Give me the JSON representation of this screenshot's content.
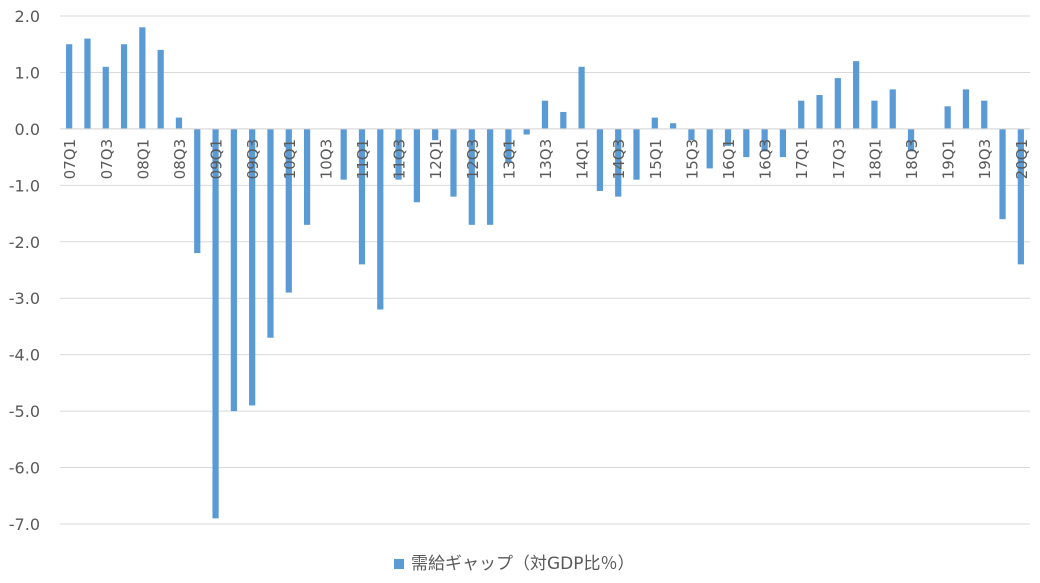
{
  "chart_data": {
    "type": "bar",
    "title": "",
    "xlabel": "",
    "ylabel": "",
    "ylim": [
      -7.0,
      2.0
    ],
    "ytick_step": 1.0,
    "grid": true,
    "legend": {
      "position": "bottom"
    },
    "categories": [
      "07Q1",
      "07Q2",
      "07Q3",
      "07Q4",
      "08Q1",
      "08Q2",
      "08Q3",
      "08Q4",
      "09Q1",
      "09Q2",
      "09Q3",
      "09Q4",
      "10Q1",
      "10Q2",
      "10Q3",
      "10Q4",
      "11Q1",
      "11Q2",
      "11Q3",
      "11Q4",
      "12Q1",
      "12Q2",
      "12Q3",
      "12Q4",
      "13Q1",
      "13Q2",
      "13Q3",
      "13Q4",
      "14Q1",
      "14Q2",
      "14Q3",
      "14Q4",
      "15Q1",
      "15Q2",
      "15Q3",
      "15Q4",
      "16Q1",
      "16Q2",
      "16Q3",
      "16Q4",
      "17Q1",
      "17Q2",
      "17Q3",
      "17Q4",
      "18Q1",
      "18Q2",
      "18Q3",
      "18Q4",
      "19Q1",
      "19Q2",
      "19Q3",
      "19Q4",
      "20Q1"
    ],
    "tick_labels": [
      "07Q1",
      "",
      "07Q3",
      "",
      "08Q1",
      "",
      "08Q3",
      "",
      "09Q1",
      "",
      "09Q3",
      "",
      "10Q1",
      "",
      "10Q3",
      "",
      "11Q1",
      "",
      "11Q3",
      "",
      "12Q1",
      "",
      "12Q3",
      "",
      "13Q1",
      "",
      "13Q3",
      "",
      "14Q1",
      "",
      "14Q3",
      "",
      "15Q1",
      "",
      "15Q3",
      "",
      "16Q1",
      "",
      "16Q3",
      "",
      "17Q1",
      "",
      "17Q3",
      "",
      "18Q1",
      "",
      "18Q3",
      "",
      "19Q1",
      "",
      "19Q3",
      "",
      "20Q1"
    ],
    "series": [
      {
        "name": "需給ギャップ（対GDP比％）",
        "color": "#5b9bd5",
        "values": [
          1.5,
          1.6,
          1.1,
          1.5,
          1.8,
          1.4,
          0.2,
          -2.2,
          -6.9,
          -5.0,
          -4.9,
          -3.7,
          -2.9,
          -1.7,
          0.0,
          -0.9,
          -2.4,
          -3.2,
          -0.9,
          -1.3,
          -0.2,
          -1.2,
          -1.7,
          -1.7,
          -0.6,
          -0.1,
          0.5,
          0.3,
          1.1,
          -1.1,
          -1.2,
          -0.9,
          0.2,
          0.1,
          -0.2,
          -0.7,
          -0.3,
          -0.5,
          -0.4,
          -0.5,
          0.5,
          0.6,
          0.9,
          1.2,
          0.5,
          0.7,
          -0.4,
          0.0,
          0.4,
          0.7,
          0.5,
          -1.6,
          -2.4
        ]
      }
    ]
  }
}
━━━━━━━━━━━━━━━━
> Aim of the exercise
Repeat the data exactly, dropping every picture it holds.

> Task output
Give me the JSON representation of this screenshot's content.
{
  "chart_data": {
    "type": "bar",
    "title": "",
    "xlabel": "",
    "ylabel": "",
    "ylim": [
      -7.0,
      2.0
    ],
    "ytick_step": 1.0,
    "grid": true,
    "legend": {
      "position": "bottom"
    },
    "categories": [
      "07Q1",
      "07Q2",
      "07Q3",
      "07Q4",
      "08Q1",
      "08Q2",
      "08Q3",
      "08Q4",
      "09Q1",
      "09Q2",
      "09Q3",
      "09Q4",
      "10Q1",
      "10Q2",
      "10Q3",
      "10Q4",
      "11Q1",
      "11Q2",
      "11Q3",
      "11Q4",
      "12Q1",
      "12Q2",
      "12Q3",
      "12Q4",
      "13Q1",
      "13Q2",
      "13Q3",
      "13Q4",
      "14Q1",
      "14Q2",
      "14Q3",
      "14Q4",
      "15Q1",
      "15Q2",
      "15Q3",
      "15Q4",
      "16Q1",
      "16Q2",
      "16Q3",
      "16Q4",
      "17Q1",
      "17Q2",
      "17Q3",
      "17Q4",
      "18Q1",
      "18Q2",
      "18Q3",
      "18Q4",
      "19Q1",
      "19Q2",
      "19Q3",
      "19Q4",
      "20Q1"
    ],
    "tick_labels": [
      "07Q1",
      "",
      "07Q3",
      "",
      "08Q1",
      "",
      "08Q3",
      "",
      "09Q1",
      "",
      "09Q3",
      "",
      "10Q1",
      "",
      "10Q3",
      "",
      "11Q1",
      "",
      "11Q3",
      "",
      "12Q1",
      "",
      "12Q3",
      "",
      "13Q1",
      "",
      "13Q3",
      "",
      "14Q1",
      "",
      "14Q3",
      "",
      "15Q1",
      "",
      "15Q3",
      "",
      "16Q1",
      "",
      "16Q3",
      "",
      "17Q1",
      "",
      "17Q3",
      "",
      "18Q1",
      "",
      "18Q3",
      "",
      "19Q1",
      "",
      "19Q3",
      "",
      "20Q1"
    ],
    "series": [
      {
        "name": "需給ギャップ（対GDP比％）",
        "color": "#5b9bd5",
        "values": [
          1.5,
          1.6,
          1.1,
          1.5,
          1.8,
          1.4,
          0.2,
          -2.2,
          -6.9,
          -5.0,
          -4.9,
          -3.7,
          -2.9,
          -1.7,
          0.0,
          -0.9,
          -2.4,
          -3.2,
          -0.9,
          -1.3,
          -0.2,
          -1.2,
          -1.7,
          -1.7,
          -0.6,
          -0.1,
          0.5,
          0.3,
          1.1,
          -1.1,
          -1.2,
          -0.9,
          0.2,
          0.1,
          -0.2,
          -0.7,
          -0.3,
          -0.5,
          -0.4,
          -0.5,
          0.5,
          0.6,
          0.9,
          1.2,
          0.5,
          0.7,
          -0.4,
          0.0,
          0.4,
          0.7,
          0.5,
          -1.6,
          -2.4
        ]
      }
    ]
  }
}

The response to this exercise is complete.